Exercise aim
Read the records below. Copy each line where the string "color" occurs.
--- BEGIN Record list ---
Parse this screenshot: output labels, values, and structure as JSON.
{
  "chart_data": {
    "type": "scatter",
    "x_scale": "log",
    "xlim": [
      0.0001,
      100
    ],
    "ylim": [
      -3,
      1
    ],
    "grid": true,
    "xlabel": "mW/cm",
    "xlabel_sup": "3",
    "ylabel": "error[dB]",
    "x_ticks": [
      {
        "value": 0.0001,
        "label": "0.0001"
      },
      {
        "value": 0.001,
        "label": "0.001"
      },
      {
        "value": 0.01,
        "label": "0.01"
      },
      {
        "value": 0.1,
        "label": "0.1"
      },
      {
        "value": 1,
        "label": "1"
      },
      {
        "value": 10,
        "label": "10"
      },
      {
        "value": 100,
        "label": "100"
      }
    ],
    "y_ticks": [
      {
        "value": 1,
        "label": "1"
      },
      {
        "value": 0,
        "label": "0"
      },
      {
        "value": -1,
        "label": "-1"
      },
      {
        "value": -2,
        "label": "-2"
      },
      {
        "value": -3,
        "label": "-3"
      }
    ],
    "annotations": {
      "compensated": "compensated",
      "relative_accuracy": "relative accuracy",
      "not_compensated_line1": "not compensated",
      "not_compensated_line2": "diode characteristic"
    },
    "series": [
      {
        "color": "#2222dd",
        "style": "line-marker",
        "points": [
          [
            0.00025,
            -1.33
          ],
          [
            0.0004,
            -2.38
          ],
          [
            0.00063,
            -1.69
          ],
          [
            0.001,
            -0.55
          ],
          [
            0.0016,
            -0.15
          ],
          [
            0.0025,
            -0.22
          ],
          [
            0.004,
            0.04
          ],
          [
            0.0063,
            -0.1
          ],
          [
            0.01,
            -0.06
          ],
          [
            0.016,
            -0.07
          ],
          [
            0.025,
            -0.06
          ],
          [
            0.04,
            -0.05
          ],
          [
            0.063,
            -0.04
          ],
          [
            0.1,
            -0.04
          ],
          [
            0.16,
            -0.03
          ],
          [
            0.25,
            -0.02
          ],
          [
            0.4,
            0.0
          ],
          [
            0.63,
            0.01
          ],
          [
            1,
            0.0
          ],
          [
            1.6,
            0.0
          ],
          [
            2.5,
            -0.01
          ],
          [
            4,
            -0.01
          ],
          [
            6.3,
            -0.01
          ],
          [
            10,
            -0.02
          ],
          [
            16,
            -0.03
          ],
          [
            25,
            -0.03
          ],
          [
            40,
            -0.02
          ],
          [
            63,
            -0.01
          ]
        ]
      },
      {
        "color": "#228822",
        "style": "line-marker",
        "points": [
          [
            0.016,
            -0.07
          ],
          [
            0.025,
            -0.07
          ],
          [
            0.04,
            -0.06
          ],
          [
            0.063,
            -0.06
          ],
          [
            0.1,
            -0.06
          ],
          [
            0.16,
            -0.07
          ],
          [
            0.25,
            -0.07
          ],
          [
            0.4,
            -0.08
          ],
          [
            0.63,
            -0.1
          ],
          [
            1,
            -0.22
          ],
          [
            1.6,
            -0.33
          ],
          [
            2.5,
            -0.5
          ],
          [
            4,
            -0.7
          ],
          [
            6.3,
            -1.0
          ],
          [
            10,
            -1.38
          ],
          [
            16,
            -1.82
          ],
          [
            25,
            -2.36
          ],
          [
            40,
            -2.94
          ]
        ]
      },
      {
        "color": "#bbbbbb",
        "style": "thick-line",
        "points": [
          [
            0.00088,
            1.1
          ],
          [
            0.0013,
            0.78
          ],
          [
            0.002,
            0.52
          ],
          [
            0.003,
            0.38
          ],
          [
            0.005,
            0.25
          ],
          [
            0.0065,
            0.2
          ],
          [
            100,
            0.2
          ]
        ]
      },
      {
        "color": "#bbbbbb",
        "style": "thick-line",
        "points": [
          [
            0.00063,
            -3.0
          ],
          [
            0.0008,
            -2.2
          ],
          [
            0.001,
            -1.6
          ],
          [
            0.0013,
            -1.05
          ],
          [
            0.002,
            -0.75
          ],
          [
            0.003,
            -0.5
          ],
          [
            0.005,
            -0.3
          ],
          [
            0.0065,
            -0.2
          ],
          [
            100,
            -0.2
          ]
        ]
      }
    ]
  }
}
--- END Record list ---
Solution to the exercise
        "color": "#2222dd",
        "color": "#228822",
        "color": "#bbbbbb",
        "color": "#bbbbbb",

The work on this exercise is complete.